• _What to do_:
Scan the material and copy every line in which "решение" appears.

⁂

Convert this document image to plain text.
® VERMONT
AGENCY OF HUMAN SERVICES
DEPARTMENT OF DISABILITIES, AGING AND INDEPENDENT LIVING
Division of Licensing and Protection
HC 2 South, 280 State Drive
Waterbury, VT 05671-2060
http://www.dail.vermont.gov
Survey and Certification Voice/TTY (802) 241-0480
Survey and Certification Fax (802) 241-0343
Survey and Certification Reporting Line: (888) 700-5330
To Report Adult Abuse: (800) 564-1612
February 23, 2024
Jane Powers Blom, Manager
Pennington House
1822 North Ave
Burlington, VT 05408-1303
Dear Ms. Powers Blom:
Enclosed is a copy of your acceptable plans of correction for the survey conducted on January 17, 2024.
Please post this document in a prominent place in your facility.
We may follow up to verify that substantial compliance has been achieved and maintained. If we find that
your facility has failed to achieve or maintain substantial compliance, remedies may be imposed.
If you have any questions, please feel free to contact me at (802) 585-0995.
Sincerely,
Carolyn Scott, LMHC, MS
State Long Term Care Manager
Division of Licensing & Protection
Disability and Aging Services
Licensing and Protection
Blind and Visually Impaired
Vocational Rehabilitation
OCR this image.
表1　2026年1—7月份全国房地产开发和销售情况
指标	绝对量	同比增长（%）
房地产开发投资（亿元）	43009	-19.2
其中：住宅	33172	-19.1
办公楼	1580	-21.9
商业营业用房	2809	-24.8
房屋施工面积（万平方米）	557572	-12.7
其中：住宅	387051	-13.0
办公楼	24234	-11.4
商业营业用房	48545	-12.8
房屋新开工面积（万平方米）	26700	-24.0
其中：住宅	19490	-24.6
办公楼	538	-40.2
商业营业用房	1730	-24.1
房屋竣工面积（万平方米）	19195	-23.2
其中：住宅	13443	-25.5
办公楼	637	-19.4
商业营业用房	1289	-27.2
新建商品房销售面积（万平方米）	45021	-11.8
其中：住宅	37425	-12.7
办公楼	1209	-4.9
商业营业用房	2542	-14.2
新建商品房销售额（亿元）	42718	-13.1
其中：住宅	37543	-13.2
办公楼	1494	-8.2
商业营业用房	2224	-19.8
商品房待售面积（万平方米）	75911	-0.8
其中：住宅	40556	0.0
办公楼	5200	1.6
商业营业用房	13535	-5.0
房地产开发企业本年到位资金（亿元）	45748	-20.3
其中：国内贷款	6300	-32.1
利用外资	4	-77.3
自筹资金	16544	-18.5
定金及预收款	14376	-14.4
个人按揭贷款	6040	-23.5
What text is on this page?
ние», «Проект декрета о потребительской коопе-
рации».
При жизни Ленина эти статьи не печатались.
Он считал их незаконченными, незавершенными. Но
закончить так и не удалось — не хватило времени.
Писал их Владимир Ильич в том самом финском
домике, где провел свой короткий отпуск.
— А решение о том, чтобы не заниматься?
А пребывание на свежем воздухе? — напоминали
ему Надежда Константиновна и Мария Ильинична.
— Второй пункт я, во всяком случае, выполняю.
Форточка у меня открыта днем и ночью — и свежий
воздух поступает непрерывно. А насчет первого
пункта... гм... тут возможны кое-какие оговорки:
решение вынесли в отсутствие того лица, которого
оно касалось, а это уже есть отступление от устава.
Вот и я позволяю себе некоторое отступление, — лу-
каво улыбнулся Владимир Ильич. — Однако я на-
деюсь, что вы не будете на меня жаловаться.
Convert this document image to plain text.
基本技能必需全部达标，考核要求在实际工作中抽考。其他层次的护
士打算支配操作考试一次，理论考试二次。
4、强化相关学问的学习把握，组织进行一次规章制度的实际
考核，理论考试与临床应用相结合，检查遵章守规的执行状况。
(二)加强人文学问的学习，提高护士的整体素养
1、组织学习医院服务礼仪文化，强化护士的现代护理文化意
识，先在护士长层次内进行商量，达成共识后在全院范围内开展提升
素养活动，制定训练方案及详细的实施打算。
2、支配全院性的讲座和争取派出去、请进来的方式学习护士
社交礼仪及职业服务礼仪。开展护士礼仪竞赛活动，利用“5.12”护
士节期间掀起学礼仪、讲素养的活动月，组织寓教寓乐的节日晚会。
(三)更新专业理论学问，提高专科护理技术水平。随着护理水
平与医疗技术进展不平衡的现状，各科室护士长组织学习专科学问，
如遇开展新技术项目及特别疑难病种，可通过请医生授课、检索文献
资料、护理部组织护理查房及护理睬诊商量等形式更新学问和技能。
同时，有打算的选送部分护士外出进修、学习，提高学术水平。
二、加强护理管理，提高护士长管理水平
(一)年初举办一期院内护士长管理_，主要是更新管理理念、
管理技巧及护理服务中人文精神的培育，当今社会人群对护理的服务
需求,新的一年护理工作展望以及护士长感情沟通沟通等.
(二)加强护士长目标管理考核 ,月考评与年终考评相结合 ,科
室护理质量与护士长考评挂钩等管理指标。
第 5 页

⁂

• _Answer to this task_:
— А решение о том, чтобы не заниматься?
решение вынесли в отсутствие того лица, которого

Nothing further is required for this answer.